DATASET.
[Start]
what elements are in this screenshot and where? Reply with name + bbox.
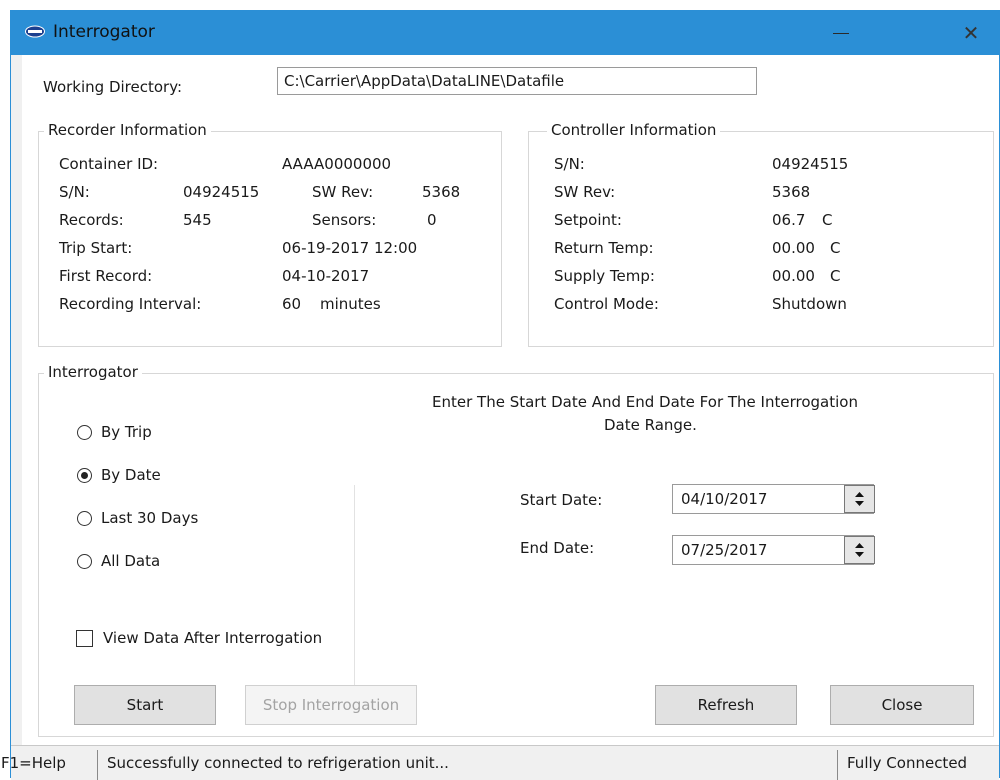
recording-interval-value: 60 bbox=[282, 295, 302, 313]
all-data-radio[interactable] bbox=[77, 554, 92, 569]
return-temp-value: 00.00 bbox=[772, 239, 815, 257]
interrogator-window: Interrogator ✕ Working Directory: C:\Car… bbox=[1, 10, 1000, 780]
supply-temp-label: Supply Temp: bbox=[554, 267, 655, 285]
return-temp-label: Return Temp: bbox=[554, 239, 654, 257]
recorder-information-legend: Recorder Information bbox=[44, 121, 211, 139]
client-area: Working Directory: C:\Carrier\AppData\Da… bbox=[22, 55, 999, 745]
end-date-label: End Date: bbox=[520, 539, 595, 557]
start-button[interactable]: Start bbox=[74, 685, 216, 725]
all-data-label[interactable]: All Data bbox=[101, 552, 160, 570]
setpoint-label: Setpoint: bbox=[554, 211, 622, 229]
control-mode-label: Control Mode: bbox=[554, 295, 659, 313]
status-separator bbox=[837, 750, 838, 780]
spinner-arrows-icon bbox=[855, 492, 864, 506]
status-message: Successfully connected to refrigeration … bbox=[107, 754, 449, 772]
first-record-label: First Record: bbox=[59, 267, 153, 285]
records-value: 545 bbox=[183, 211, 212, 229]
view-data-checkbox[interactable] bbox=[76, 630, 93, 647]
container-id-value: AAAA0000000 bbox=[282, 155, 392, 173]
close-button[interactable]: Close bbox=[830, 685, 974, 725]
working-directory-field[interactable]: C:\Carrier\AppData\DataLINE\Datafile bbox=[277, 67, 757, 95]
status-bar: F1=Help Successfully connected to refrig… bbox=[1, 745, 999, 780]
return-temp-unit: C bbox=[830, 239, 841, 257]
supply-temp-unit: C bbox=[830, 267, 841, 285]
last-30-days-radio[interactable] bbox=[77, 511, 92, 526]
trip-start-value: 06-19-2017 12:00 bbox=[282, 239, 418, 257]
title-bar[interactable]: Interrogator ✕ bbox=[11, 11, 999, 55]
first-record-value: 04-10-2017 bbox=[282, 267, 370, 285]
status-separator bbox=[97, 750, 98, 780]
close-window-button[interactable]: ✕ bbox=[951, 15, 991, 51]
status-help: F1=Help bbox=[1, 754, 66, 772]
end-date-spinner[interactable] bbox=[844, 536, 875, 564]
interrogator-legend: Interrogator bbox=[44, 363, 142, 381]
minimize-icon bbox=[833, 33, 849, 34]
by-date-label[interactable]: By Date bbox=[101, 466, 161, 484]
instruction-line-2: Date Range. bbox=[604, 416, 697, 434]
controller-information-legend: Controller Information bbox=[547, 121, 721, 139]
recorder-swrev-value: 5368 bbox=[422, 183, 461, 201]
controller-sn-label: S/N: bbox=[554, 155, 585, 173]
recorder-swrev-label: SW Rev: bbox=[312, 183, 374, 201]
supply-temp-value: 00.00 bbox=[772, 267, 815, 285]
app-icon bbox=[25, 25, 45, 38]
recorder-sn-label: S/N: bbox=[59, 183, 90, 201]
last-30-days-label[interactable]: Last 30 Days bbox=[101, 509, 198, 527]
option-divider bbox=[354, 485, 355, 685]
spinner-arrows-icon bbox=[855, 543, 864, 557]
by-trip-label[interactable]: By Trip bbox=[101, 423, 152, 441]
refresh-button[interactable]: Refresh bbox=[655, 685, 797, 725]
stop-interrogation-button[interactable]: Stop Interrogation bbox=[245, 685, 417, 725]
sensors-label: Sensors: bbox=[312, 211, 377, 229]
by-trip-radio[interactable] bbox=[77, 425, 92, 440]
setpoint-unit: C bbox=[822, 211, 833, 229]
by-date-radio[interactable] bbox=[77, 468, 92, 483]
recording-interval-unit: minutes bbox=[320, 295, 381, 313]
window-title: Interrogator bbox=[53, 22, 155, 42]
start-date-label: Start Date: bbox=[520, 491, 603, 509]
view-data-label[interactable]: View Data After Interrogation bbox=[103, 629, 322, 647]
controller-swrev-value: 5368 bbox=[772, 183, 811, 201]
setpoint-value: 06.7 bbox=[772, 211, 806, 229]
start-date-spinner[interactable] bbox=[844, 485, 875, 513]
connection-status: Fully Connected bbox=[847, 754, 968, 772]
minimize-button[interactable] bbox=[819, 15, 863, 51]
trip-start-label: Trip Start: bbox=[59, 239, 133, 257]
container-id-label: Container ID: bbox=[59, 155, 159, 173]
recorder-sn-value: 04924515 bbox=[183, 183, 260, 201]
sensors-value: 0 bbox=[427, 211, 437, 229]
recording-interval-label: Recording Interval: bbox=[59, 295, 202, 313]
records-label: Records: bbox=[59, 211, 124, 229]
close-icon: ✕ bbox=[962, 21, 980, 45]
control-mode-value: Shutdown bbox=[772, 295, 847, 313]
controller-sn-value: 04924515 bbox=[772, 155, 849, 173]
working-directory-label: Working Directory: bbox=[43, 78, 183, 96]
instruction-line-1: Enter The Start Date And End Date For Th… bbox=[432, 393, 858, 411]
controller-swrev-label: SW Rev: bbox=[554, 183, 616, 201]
[End]
[Start]
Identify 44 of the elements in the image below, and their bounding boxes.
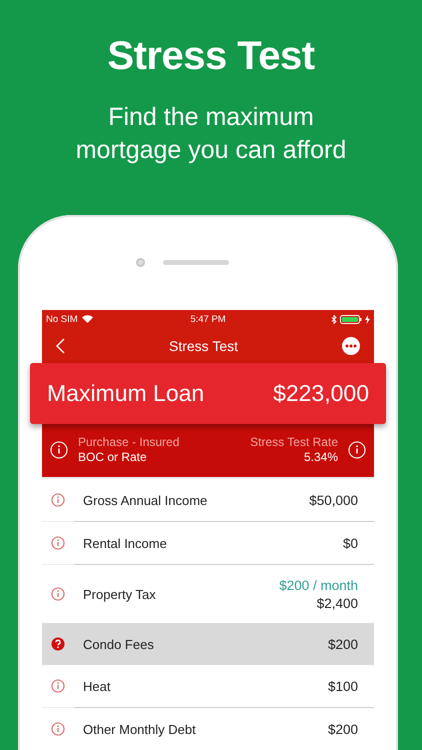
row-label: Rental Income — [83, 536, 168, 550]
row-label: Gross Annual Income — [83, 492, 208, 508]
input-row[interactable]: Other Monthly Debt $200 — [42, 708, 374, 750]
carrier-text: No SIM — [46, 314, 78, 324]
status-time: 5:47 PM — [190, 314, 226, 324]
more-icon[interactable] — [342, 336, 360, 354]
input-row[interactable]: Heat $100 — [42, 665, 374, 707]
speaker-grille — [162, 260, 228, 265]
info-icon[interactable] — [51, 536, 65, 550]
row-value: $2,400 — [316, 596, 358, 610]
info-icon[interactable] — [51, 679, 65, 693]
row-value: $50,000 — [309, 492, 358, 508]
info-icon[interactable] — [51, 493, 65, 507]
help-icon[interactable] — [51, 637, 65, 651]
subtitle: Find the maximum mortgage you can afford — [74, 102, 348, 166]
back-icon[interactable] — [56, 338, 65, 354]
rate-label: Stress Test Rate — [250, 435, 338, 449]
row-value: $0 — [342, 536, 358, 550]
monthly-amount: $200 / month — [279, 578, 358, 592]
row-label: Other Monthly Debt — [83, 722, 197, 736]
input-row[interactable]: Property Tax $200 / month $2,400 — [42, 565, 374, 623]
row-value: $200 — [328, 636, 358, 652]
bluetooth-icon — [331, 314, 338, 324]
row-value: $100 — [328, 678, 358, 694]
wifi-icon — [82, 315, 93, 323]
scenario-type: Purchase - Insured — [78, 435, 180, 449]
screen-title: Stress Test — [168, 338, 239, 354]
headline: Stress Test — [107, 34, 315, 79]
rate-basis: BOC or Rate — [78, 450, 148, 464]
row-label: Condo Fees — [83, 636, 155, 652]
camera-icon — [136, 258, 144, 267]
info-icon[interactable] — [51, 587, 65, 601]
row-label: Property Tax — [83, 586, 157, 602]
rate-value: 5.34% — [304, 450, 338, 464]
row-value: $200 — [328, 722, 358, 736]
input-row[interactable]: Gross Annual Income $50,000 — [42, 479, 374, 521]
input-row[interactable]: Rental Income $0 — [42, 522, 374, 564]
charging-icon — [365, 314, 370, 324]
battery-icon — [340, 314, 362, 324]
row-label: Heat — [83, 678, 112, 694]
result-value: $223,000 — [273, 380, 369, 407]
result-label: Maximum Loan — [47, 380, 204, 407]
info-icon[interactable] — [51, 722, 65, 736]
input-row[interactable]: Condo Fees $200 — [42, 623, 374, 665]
[End]
STATED PROBLEM.
Please identify every line of the data above that contains the word "Condo", treating case as significant, and copy each such line.

COMPLETE ANSWER.
row-label: Condo Fees — [83, 636, 155, 652]
input-row[interactable]: Condo Fees $200 — [42, 623, 374, 665]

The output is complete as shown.